REQUIREMENT: Repeat, exactly and completely, the material that follows. Omit the pictures.

(Stored records)
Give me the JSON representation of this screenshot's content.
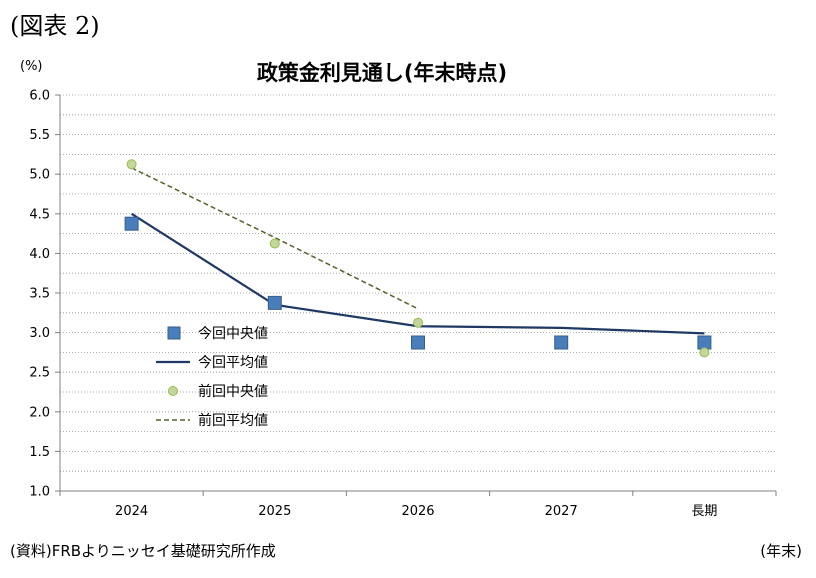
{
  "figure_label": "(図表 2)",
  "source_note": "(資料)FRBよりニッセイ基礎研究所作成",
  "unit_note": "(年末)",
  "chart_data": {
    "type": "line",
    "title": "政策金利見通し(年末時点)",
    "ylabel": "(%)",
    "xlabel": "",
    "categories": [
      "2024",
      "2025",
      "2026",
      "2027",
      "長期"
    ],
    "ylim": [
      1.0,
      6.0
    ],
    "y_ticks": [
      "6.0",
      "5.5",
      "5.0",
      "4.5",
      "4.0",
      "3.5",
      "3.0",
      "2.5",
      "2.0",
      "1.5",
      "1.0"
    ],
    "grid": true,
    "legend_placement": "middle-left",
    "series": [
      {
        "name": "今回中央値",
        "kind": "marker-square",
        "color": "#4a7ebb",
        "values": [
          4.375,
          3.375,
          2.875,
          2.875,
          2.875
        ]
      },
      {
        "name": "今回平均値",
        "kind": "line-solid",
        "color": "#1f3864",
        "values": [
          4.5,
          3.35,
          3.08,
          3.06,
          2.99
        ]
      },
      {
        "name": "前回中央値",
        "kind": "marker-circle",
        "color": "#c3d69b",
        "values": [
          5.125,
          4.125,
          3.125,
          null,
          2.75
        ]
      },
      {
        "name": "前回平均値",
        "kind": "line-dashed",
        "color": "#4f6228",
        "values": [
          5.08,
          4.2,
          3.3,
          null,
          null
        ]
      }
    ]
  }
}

RESPONSE BELOW:
Give me the JSON representation of this screenshot's content.
{
  "figure_label": "(図表 2)",
  "source_note": "(資料)FRBよりニッセイ基礎研究所作成",
  "unit_note": "(年末)",
  "chart_data": {
    "type": "line",
    "title": "政策金利見通し(年末時点)",
    "ylabel": "(%)",
    "xlabel": "",
    "categories": [
      "2024",
      "2025",
      "2026",
      "2027",
      "長期"
    ],
    "ylim": [
      1.0,
      6.0
    ],
    "y_ticks": [
      "6.0",
      "5.5",
      "5.0",
      "4.5",
      "4.0",
      "3.5",
      "3.0",
      "2.5",
      "2.0",
      "1.5",
      "1.0"
    ],
    "grid": true,
    "legend_placement": "middle-left",
    "series": [
      {
        "name": "今回中央値",
        "kind": "marker-square",
        "color": "#4a7ebb",
        "values": [
          4.375,
          3.375,
          2.875,
          2.875,
          2.875
        ]
      },
      {
        "name": "今回平均値",
        "kind": "line-solid",
        "color": "#1f3864",
        "values": [
          4.5,
          3.35,
          3.08,
          3.06,
          2.99
        ]
      },
      {
        "name": "前回中央値",
        "kind": "marker-circle",
        "color": "#c3d69b",
        "values": [
          5.125,
          4.125,
          3.125,
          null,
          2.75
        ]
      },
      {
        "name": "前回平均値",
        "kind": "line-dashed",
        "color": "#4f6228",
        "values": [
          5.08,
          4.2,
          3.3,
          null,
          null
        ]
      }
    ]
  }
}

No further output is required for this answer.